• **Given request**: Will you quote all of the entries, word for word?

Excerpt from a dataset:
--------------------
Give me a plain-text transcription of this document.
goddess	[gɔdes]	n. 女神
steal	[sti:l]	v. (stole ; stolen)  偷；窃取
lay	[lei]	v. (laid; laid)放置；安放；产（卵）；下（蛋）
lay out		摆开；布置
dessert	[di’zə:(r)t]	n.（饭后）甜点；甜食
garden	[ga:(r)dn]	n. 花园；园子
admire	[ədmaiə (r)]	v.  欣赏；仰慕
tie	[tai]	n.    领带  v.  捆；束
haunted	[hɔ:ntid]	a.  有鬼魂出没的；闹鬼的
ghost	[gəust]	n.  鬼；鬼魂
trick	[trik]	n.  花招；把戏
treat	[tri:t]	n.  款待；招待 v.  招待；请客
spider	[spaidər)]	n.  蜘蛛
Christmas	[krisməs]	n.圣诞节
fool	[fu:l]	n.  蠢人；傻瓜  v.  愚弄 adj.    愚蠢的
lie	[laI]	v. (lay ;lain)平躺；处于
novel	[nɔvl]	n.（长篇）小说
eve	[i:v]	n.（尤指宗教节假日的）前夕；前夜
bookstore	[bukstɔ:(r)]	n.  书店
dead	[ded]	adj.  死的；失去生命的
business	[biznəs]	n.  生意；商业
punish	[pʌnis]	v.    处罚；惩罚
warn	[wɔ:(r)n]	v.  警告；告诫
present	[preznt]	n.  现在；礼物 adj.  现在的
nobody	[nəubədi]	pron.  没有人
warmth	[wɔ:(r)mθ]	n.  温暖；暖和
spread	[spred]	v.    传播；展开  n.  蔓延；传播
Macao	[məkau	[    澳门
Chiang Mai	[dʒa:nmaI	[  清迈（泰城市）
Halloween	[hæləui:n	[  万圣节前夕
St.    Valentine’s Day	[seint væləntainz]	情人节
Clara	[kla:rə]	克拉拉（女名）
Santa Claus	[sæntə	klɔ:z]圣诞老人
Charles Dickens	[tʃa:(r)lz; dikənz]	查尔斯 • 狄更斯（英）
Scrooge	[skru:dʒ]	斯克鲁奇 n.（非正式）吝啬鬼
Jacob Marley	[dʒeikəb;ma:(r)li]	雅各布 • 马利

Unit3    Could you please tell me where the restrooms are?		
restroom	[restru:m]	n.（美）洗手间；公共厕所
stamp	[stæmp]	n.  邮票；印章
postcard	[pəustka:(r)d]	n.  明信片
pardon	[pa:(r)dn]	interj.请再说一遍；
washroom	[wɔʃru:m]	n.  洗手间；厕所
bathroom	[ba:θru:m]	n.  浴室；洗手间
--------------------
• **The reply**:
Give me a plain-text transcription of this document.
goddess	[gɔdes]	n. 女神
steal	[sti:l]	v. (stole ; stolen)  偷；窃取
lay	[lei]	v. (laid; laid)放置；安放；产（卵）；下（蛋）
lay out		摆开；布置
dessert	[di’zə:(r)t]	n.（饭后）甜点；甜食
garden	[ga:(r)dn]	n. 花园；园子
admire	[ədmaiə (r)]	v.  欣赏；仰慕
tie	[tai]	n.    领带  v.  捆；束
haunted	[hɔ:ntid]	a.  有鬼魂出没的；闹鬼的
ghost	[gəust]	n.  鬼；鬼魂
trick	[trik]	n.  花招；把戏
treat	[tri:t]	n.  款待；招待 v.  招待；请客
spider	[spaidər)]	n.  蜘蛛
Christmas	[krisməs]	n.圣诞节
fool	[fu:l]	n.  蠢人；傻瓜  v.  愚弄 adj.    愚蠢的
lie	[laI]	v. (lay ;lain)平躺；处于
novel	[nɔvl]	n.（长篇）小说
eve	[i:v]	n.（尤指宗教节假日的）前夕；前夜
bookstore	[bukstɔ:(r)]	n.  书店
dead	[ded]	adj.  死的；失去生命的
business	[biznəs]	n.  生意；商业
punish	[pʌnis]	v.    处罚；惩罚
warn	[wɔ:(r)n]	v.  警告；告诫
present	[preznt]	n.  现在；礼物 adj.  现在的
nobody	[nəubədi]	pron.  没有人
warmth	[wɔ:(r)mθ]	n.  温暖；暖和
spread	[spred]	v.    传播；展开  n.  蔓延；传播
Macao	[məkau	[    澳门
Chiang Mai	[dʒa:nmaI	[  清迈（泰城市）
Halloween	[hæləui:n	[  万圣节前夕
St.    Valentine’s Day	[seint væləntainz]	情人节
Clara	[kla:rə]	克拉拉（女名）
Santa Claus	[sæntə	klɔ:z]圣诞老人
Charles Dickens	[tʃa:(r)lz; dikənz]	查尔斯 • 狄更斯（英）
Scrooge	[skru:dʒ]	斯克鲁奇 n.（非正式）吝啬鬼
Jacob Marley	[dʒeikəb;ma:(r)li]	雅各布 • 马利

Unit3    Could you please tell me where the restrooms are?		
restroom	[restru:m]	n.（美）洗手间；公共厕所
stamp	[stæmp]	n.  邮票；印章
postcard	[pəustka:(r)d]	n.  明信片
pardon	[pa:(r)dn]	interj.请再说一遍；
washroom	[wɔʃru:m]	n.  洗手间；厕所
bathroom	[ba:θru:m]	n.  浴室；洗手间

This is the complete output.